>> BEGIN RECORDS SUPPLIED

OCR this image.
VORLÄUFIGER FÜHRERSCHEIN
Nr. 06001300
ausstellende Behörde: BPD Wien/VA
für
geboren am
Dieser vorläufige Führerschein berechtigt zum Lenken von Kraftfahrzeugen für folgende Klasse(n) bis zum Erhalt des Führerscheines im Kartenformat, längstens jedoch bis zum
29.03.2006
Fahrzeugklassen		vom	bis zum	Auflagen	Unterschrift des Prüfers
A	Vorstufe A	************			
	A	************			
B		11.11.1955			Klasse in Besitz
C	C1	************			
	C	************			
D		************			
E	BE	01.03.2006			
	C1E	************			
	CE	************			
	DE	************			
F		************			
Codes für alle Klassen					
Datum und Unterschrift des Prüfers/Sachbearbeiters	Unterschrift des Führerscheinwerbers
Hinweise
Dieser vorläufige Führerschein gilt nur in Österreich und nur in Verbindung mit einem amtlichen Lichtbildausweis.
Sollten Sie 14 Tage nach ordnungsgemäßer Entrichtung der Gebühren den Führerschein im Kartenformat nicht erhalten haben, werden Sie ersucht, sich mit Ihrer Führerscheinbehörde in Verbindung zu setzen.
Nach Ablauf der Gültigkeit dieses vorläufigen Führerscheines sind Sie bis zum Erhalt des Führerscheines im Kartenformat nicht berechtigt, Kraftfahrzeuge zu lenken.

>> END RECORDS SUPPLIED

Identify how many lines in the entries above include the string "Kartenformat", then state that number alone.

# EXERCISE RESPONSE:
3